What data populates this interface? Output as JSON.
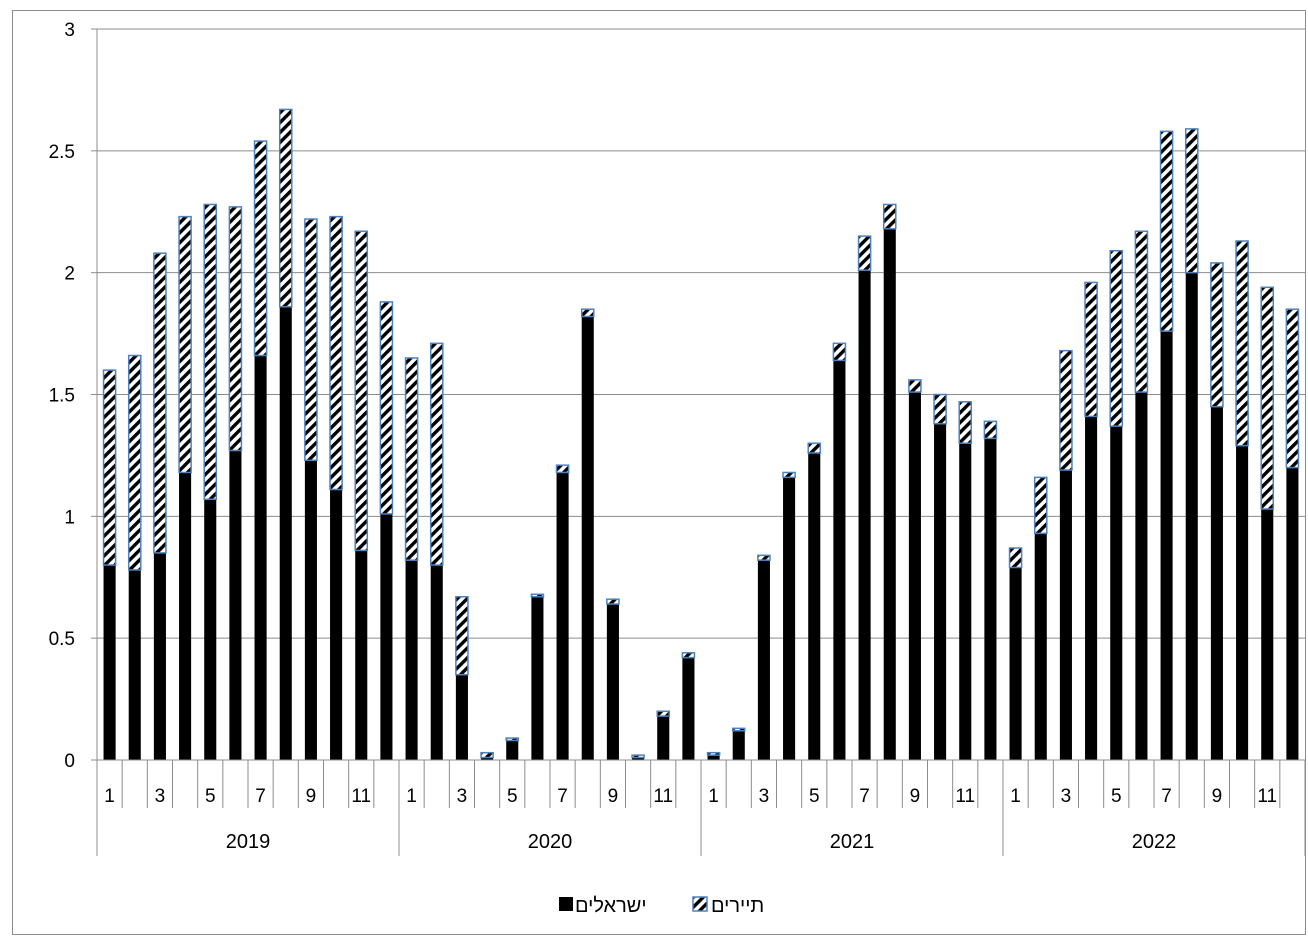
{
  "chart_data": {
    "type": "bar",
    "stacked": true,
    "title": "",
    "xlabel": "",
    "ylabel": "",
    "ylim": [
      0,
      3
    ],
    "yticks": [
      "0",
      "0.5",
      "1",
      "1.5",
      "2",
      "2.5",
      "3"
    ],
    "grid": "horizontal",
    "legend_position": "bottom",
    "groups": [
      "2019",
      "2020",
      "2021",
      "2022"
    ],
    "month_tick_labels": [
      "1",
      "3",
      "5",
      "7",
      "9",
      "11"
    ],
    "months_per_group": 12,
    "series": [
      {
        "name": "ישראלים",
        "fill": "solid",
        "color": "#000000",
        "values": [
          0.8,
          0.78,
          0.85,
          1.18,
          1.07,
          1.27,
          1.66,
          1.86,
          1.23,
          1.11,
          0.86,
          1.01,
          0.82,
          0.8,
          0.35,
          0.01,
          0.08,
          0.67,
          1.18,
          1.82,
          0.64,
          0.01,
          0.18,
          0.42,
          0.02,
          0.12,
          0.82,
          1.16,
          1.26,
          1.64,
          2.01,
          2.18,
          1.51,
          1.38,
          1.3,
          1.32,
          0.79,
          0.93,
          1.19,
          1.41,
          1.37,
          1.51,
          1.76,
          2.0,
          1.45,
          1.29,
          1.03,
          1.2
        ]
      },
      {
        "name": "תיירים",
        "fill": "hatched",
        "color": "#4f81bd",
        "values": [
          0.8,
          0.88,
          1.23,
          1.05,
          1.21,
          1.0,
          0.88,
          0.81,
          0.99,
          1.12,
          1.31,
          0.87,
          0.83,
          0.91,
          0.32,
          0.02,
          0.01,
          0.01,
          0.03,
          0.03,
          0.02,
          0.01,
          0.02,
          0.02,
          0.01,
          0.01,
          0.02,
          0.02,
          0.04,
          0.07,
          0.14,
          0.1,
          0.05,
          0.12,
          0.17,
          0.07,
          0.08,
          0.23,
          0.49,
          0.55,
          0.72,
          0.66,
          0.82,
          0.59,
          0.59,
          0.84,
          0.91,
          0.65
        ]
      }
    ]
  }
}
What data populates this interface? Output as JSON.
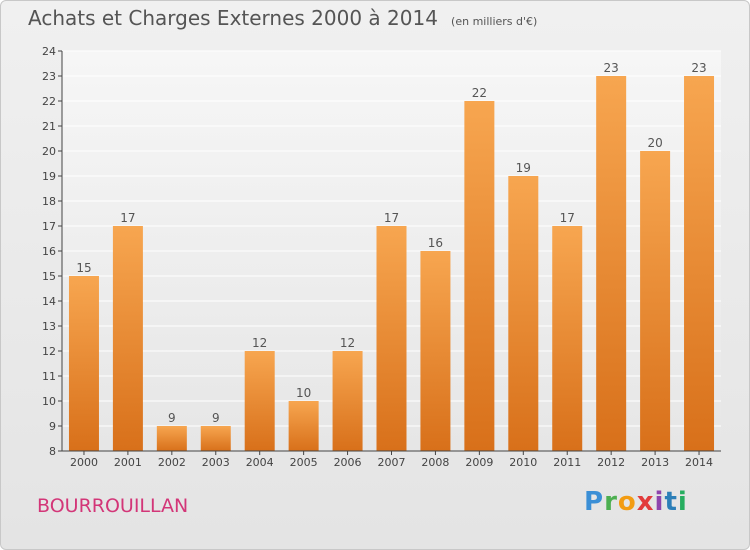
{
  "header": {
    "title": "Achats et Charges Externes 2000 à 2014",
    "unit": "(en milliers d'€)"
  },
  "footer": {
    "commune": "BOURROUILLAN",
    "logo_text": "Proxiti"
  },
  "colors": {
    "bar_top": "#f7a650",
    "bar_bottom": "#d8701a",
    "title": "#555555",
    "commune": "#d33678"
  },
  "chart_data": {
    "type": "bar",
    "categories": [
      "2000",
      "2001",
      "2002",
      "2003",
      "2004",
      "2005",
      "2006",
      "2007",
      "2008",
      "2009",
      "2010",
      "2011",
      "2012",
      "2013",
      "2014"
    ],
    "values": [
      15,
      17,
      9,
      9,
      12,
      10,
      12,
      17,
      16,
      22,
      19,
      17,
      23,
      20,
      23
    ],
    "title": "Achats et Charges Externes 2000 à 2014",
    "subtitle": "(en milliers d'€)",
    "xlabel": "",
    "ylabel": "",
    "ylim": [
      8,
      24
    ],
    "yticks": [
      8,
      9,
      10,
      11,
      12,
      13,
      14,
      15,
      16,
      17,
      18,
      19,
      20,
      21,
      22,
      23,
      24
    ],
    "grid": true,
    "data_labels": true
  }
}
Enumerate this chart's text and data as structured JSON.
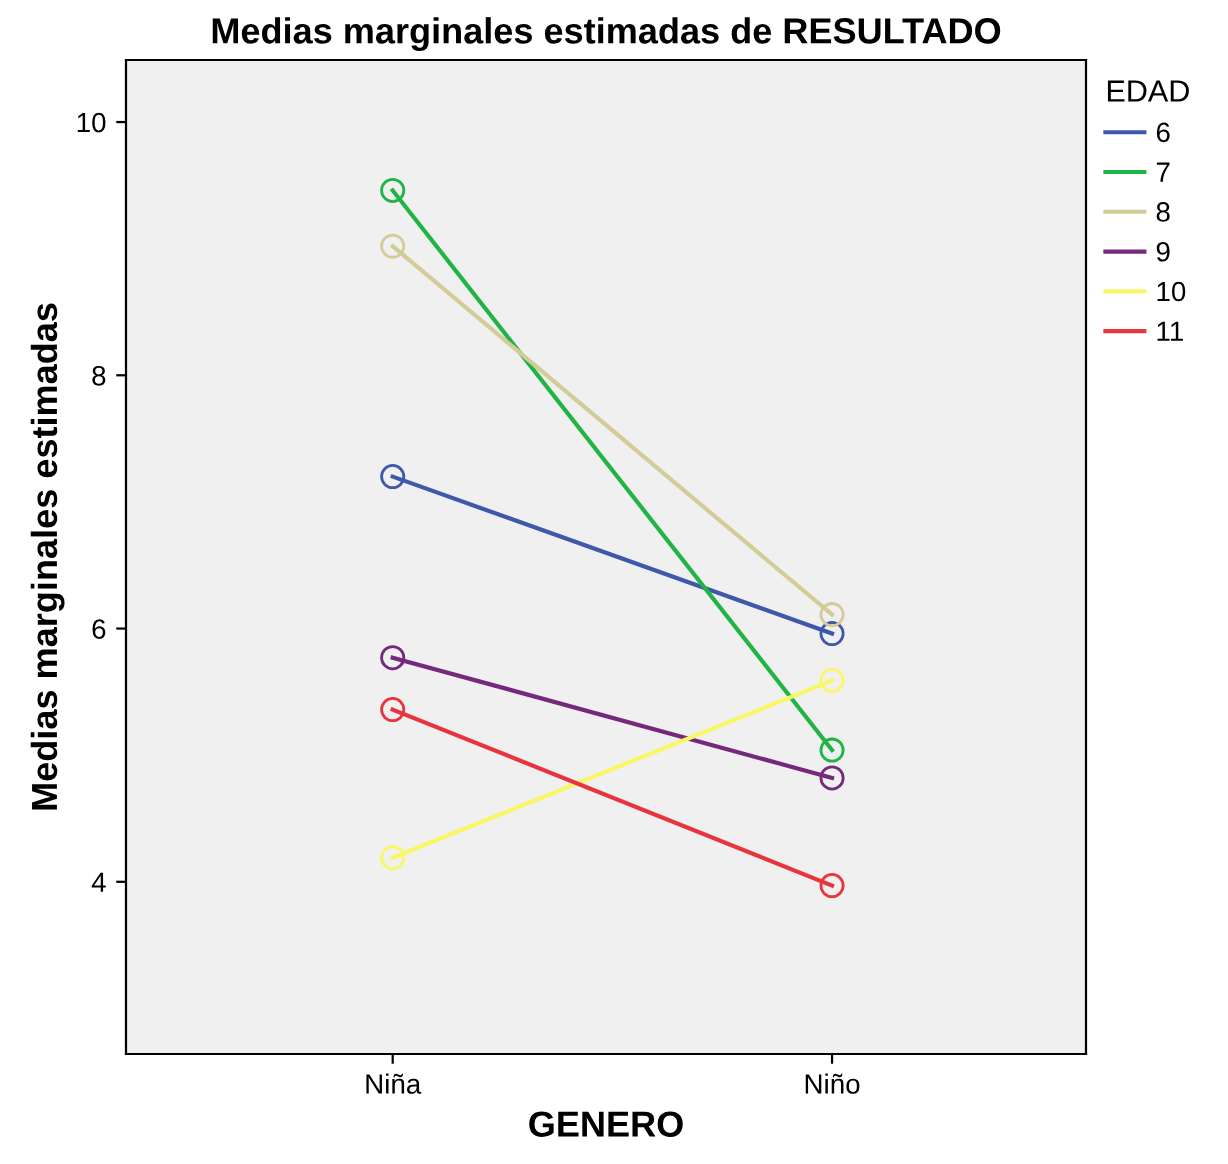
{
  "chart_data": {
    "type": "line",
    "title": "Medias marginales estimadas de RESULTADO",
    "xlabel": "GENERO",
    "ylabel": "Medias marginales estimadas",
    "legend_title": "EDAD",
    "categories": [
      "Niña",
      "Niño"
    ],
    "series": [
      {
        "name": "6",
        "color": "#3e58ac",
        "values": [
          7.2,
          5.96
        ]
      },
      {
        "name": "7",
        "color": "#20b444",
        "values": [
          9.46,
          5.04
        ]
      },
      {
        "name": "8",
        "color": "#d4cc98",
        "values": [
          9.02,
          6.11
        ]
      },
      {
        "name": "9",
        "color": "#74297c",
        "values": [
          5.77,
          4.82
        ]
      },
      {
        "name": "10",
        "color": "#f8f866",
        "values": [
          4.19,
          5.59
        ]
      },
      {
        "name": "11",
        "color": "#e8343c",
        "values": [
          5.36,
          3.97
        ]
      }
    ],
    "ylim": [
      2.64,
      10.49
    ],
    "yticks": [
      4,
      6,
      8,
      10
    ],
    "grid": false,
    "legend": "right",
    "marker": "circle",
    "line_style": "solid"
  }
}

========

Find the word "milliers" in the data and show each line that holds it.

    "unit": "(en milliers d'€)"
    "subtitle": "(en milliers d'€)",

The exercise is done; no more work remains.